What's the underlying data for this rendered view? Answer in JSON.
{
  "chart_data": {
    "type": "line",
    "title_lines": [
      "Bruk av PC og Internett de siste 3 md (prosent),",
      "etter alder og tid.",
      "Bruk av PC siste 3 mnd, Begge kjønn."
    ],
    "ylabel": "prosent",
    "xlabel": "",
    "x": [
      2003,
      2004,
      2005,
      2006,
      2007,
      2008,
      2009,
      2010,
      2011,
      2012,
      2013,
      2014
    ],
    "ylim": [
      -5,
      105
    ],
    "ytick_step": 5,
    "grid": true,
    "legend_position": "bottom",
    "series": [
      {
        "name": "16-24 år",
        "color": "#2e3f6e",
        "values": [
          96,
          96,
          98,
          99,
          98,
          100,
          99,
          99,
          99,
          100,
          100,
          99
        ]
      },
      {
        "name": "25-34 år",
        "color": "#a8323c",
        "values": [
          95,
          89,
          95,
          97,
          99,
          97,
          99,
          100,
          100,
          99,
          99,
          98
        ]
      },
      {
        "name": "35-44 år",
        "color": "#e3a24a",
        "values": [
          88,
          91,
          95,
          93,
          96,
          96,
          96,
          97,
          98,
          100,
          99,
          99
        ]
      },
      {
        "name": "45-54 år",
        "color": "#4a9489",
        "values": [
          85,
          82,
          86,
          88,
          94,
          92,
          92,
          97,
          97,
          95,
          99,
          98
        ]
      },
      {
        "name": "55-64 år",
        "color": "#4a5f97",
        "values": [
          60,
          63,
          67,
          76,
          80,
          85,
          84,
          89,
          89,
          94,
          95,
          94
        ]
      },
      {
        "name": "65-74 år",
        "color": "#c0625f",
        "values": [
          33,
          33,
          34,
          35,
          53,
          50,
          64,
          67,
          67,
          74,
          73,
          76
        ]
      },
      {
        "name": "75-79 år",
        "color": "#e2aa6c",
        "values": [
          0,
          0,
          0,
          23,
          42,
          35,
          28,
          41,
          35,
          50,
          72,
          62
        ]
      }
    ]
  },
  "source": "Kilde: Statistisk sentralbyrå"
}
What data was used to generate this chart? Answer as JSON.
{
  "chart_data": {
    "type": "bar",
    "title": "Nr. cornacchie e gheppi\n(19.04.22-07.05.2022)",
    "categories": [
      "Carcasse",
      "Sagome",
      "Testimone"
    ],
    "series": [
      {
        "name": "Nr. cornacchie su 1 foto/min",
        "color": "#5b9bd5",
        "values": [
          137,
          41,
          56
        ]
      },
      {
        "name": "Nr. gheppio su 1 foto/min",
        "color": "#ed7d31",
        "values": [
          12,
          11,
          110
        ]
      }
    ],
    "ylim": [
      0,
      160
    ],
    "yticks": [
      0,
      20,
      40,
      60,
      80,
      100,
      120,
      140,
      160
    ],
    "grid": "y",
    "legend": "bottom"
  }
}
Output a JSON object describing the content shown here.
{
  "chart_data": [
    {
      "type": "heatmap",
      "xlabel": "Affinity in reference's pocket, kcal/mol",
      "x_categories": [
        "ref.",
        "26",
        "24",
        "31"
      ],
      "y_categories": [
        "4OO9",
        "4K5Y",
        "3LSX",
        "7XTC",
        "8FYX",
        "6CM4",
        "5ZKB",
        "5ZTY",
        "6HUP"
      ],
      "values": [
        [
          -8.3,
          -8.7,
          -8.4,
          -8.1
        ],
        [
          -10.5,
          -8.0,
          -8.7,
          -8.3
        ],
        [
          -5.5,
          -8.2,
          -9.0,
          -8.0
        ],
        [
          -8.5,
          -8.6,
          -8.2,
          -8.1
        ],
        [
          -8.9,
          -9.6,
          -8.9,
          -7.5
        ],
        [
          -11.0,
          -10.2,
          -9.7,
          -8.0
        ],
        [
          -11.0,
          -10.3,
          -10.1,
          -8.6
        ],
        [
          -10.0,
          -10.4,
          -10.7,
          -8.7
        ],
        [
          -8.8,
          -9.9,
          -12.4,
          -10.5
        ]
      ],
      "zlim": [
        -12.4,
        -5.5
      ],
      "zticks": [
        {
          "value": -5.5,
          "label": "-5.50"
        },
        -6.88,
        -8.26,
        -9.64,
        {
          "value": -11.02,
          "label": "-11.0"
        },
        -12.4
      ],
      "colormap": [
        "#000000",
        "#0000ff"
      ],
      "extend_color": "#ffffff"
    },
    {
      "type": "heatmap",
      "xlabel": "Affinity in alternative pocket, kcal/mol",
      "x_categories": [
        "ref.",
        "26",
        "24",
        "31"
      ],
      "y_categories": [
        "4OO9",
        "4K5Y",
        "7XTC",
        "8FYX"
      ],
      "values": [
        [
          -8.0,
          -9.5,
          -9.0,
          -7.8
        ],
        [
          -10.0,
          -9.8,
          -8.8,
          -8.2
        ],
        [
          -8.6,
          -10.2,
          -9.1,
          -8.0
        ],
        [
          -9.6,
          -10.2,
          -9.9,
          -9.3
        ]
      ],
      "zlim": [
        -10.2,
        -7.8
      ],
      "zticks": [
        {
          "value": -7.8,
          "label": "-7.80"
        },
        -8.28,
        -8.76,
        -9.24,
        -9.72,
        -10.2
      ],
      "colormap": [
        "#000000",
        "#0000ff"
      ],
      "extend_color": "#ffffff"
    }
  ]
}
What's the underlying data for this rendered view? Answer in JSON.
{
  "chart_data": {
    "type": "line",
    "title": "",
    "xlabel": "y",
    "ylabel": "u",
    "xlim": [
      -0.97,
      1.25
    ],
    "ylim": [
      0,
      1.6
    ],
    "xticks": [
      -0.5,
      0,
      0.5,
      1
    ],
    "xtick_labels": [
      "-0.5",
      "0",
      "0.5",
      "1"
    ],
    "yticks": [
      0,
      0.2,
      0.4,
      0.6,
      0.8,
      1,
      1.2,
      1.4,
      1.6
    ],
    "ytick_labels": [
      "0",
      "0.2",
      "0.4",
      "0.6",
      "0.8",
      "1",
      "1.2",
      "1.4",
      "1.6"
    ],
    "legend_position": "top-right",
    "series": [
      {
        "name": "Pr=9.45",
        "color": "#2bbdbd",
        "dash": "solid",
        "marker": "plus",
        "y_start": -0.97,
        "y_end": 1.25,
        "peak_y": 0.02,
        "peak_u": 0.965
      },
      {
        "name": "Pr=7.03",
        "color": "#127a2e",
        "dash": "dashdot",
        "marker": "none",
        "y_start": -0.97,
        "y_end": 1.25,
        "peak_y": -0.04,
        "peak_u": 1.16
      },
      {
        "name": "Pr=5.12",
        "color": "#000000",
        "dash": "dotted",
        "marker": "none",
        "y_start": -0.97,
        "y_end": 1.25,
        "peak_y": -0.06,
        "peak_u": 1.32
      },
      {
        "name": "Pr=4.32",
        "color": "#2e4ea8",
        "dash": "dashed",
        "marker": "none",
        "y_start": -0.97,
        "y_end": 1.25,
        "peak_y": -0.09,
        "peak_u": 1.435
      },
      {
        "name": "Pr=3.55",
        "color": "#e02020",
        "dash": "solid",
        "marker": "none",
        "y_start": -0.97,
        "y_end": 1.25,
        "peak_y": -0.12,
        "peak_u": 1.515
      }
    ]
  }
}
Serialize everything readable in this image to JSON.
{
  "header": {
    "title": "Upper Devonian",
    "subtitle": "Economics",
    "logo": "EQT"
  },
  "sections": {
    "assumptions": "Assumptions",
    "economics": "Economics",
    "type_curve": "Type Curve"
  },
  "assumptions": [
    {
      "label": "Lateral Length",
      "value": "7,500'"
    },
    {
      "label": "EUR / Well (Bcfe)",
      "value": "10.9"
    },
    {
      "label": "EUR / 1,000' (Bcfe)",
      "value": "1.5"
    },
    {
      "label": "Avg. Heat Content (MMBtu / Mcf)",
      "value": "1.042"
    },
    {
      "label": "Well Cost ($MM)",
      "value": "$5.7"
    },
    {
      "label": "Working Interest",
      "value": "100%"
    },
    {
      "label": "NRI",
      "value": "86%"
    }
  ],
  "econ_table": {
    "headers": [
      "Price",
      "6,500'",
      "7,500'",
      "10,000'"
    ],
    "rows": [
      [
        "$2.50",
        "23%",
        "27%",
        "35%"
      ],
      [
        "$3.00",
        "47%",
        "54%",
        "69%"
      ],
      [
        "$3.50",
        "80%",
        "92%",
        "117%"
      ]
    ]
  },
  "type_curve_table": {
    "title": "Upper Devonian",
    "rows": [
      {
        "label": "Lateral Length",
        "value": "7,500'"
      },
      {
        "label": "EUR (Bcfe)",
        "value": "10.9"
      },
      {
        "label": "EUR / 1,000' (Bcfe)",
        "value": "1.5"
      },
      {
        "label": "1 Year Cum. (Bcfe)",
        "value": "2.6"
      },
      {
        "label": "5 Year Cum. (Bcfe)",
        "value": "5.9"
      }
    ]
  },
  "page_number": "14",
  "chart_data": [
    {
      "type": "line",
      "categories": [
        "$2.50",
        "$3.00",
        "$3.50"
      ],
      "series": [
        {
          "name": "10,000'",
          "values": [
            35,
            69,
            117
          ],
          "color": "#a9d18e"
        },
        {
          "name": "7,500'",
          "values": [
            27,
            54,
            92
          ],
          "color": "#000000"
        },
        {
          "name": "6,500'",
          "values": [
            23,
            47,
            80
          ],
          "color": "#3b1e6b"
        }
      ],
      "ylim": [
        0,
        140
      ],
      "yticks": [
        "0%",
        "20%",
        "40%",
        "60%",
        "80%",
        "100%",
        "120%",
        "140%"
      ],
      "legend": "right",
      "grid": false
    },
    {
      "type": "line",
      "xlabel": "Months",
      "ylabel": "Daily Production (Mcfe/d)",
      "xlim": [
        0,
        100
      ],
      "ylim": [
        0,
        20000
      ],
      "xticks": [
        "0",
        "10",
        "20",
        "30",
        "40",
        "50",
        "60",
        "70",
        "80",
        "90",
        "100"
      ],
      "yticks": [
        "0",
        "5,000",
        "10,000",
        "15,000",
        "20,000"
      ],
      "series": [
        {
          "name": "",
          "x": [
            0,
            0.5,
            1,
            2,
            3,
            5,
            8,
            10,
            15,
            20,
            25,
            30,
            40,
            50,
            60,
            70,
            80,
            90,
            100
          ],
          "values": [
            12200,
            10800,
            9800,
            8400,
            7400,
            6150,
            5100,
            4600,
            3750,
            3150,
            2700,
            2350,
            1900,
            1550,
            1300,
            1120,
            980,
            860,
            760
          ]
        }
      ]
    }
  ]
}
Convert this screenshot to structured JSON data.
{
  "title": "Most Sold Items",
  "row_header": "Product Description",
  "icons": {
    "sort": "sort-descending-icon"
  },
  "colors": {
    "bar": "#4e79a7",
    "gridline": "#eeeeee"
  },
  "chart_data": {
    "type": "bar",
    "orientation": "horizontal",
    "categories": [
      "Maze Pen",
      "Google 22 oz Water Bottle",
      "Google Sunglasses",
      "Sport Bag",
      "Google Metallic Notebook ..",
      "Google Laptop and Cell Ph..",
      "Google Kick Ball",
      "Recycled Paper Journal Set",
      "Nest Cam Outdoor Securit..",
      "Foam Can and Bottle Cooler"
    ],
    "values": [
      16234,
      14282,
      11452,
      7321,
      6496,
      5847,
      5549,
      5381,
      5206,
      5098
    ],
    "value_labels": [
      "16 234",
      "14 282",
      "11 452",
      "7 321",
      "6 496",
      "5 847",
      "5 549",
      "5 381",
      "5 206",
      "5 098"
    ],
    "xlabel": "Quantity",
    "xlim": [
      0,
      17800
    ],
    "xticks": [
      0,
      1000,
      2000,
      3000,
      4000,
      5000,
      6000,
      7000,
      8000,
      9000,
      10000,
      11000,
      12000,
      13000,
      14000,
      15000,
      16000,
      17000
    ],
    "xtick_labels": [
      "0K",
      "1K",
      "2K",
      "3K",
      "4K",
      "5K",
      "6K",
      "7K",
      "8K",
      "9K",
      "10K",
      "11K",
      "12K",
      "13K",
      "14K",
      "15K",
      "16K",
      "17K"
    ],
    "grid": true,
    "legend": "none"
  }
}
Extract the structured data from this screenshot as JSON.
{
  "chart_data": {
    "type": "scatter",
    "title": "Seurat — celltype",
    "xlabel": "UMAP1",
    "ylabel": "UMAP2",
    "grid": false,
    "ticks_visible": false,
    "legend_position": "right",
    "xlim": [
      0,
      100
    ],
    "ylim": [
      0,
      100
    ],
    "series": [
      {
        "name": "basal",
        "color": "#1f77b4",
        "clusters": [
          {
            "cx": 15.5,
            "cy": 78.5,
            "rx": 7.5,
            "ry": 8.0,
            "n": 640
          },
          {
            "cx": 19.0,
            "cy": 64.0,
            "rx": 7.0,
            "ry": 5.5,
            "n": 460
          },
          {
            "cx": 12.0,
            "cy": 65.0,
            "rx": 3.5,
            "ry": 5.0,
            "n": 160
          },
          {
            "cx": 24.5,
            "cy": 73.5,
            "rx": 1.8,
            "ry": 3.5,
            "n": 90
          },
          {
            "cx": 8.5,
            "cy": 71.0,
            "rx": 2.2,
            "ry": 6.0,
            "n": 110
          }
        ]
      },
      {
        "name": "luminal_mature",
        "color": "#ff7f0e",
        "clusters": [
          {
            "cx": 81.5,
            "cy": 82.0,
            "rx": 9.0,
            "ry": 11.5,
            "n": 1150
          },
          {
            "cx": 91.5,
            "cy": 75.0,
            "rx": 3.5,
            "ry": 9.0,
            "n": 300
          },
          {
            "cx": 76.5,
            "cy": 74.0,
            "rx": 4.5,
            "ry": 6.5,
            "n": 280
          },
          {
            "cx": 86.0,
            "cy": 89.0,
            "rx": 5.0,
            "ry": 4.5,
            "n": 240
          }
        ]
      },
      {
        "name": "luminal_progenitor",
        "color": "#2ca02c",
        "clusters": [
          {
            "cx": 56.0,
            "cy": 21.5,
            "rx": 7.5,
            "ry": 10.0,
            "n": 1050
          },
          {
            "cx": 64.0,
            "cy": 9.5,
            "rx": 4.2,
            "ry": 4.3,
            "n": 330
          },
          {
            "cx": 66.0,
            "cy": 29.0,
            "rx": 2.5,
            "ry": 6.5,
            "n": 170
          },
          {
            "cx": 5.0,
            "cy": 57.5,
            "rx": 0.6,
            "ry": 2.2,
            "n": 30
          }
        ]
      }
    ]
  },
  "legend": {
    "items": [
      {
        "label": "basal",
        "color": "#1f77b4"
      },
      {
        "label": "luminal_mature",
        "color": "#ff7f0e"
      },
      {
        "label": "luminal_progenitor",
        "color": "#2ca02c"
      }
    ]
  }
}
○ ○ ○ ○ ○
TASK BRIEF: Look through the entries above. Extract each line with the word "structured".

CORRECT RESULT:
Convert this screenshot to structured JSON data.
Extract the structured data from this screenshot as JSON.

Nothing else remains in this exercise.